● **Request**:
Print the entire listing. Each line must match the original exactly.
### Materials provided
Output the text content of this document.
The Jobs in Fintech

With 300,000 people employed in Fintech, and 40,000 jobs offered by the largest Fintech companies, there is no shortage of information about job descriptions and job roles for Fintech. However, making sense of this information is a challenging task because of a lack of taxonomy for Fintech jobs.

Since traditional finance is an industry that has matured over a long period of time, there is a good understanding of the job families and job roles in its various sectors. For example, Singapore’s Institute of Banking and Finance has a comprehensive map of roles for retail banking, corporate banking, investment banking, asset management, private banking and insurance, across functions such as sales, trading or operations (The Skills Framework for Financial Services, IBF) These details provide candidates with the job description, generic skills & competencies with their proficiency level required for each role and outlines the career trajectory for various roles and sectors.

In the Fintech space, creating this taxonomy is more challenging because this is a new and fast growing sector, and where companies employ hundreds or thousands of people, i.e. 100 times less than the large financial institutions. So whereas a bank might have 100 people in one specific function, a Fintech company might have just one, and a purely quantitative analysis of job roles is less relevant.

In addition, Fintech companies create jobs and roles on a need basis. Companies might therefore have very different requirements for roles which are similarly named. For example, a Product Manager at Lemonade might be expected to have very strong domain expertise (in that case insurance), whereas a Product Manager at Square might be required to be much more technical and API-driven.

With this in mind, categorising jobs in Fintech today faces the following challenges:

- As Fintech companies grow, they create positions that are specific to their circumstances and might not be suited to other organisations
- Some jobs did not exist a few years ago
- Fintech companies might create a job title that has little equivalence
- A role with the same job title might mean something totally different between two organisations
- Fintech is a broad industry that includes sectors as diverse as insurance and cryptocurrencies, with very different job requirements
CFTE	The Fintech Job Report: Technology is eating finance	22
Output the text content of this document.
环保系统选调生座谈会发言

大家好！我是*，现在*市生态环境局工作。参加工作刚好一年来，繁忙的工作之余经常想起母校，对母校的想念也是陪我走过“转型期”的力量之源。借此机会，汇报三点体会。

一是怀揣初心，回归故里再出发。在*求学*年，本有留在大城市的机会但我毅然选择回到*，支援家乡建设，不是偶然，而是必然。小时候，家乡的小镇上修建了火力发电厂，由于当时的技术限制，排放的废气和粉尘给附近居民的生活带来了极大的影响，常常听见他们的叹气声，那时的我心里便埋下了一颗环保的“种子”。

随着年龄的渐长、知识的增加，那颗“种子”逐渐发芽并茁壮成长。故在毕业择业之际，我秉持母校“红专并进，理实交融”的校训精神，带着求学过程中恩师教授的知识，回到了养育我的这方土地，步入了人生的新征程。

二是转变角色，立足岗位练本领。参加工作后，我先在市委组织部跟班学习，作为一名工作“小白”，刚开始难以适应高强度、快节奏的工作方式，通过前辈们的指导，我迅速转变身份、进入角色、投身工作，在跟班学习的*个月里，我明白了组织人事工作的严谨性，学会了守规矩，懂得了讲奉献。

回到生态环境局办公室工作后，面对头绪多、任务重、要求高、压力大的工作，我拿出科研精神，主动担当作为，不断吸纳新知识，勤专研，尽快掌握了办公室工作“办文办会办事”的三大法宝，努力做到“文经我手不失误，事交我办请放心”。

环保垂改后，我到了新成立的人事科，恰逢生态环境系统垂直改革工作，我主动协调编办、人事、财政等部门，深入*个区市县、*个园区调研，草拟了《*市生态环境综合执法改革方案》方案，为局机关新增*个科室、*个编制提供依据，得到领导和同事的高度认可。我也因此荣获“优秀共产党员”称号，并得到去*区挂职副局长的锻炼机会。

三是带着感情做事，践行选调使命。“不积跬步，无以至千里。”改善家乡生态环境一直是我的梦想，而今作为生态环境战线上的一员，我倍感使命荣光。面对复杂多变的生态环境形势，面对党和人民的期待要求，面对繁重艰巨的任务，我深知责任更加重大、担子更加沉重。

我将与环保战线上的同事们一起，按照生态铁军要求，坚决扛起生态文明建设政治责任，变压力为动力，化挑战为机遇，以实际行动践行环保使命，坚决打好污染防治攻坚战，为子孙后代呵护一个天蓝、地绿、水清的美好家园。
######
● **Expected answer**:
Output the text content of this document.
The Jobs in Fintech

With 300,000 people employed in Fintech, and 40,000 jobs offered by the largest Fintech companies, there is no shortage of information about job descriptions and job roles for Fintech. However, making sense of this information is a challenging task because of a lack of taxonomy for Fintech jobs.

Since traditional finance is an industry that has matured over a long period of time, there is a good understanding of the job families and job roles in its various sectors. For example, Singapore’s Institute of Banking and Finance has a comprehensive map of roles for retail banking, corporate banking, investment banking, asset management, private banking and insurance, across functions such as sales, trading or operations (The Skills Framework for Financial Services, IBF) These details provide candidates with the job description, generic skills & competencies with their proficiency level required for each role and outlines the career trajectory for various roles and sectors.

In the Fintech space, creating this taxonomy is more challenging because this is a new and fast growing sector, and where companies employ hundreds or thousands of people, i.e. 100 times less than the large financial institutions. So whereas a bank might have 100 people in one specific function, a Fintech company might have just one, and a purely quantitative analysis of job roles is less relevant.

In addition, Fintech companies create jobs and roles on a need basis. Companies might therefore have very different requirements for roles which are similarly named. For example, a Product Manager at Lemonade might be expected to have very strong domain expertise (in that case insurance), whereas a Product Manager at Square might be required to be much more technical and API-driven.

With this in mind, categorising jobs in Fintech today faces the following challenges:

- As Fintech companies grow, they create positions that are specific to their circumstances and might not be suited to other organisations
- Some jobs did not exist a few years ago
- Fintech companies might create a job title that has little equivalence
- A role with the same job title might mean something totally different between two organisations
- Fintech is a broad industry that includes sectors as diverse as insurance and cryptocurrencies, with very different job requirements
CFTE	The Fintech Job Report: Technology is eating finance	22
Output the text content of this document.
环保系统选调生座谈会发言

大家好！我是*，现在*市生态环境局工作。参加工作刚好一年来，繁忙的工作之余经常想起母校，对母校的想念也是陪我走过“转型期”的力量之源。借此机会，汇报三点体会。

一是怀揣初心，回归故里再出发。在*求学*年，本有留在大城市的机会但我毅然选择回到*，支援家乡建设，不是偶然，而是必然。小时候，家乡的小镇上修建了火力发电厂，由于当时的技术限制，排放的废气和粉尘给附近居民的生活带来了极大的影响，常常听见他们的叹气声，那时的我心里便埋下了一颗环保的“种子”。

随着年龄的渐长、知识的增加，那颗“种子”逐渐发芽并茁壮成长。故在毕业择业之际，我秉持母校“红专并进，理实交融”的校训精神，带着求学过程中恩师教授的知识，回到了养育我的这方土地，步入了人生的新征程。

二是转变角色，立足岗位练本领。参加工作后，我先在市委组织部跟班学习，作为一名工作“小白”，刚开始难以适应高强度、快节奏的工作方式，通过前辈们的指导，我迅速转变身份、进入角色、投身工作，在跟班学习的*个月里，我明白了组织人事工作的严谨性，学会了守规矩，懂得了讲奉献。

回到生态环境局办公室工作后，面对头绪多、任务重、要求高、压力大的工作，我拿出科研精神，主动担当作为，不断吸纳新知识，勤专研，尽快掌握了办公室工作“办文办会办事”的三大法宝，努力做到“文经我手不失误，事交我办请放心”。

环保垂改后，我到了新成立的人事科，恰逢生态环境系统垂直改革工作，我主动协调编办、人事、财政等部门，深入*个区市县、*个园区调研，草拟了《*市生态环境综合执法改革方案》方案，为局机关新增*个科室、*个编制提供依据，得到领导和同事的高度认可。我也因此荣获“优秀共产党员”称号，并得到去*区挂职副局长的锻炼机会。

三是带着感情做事，践行选调使命。“不积跬步，无以至千里。”改善家乡生态环境一直是我的梦想，而今作为生态环境战线上的一员，我倍感使命荣光。面对复杂多变的生态环境形势，面对党和人民的期待要求，面对繁重艰巨的任务，我深知责任更加重大、担子更加沉重。

我将与环保战线上的同事们一起，按照生态铁军要求，坚决扛起生态文明建设政治责任，变压力为动力，化挑战为机遇，以实际行动践行环保使命，坚决打好污染防治攻坚战，为子孙后代呵护一个天蓝、地绿、水清的美好家园。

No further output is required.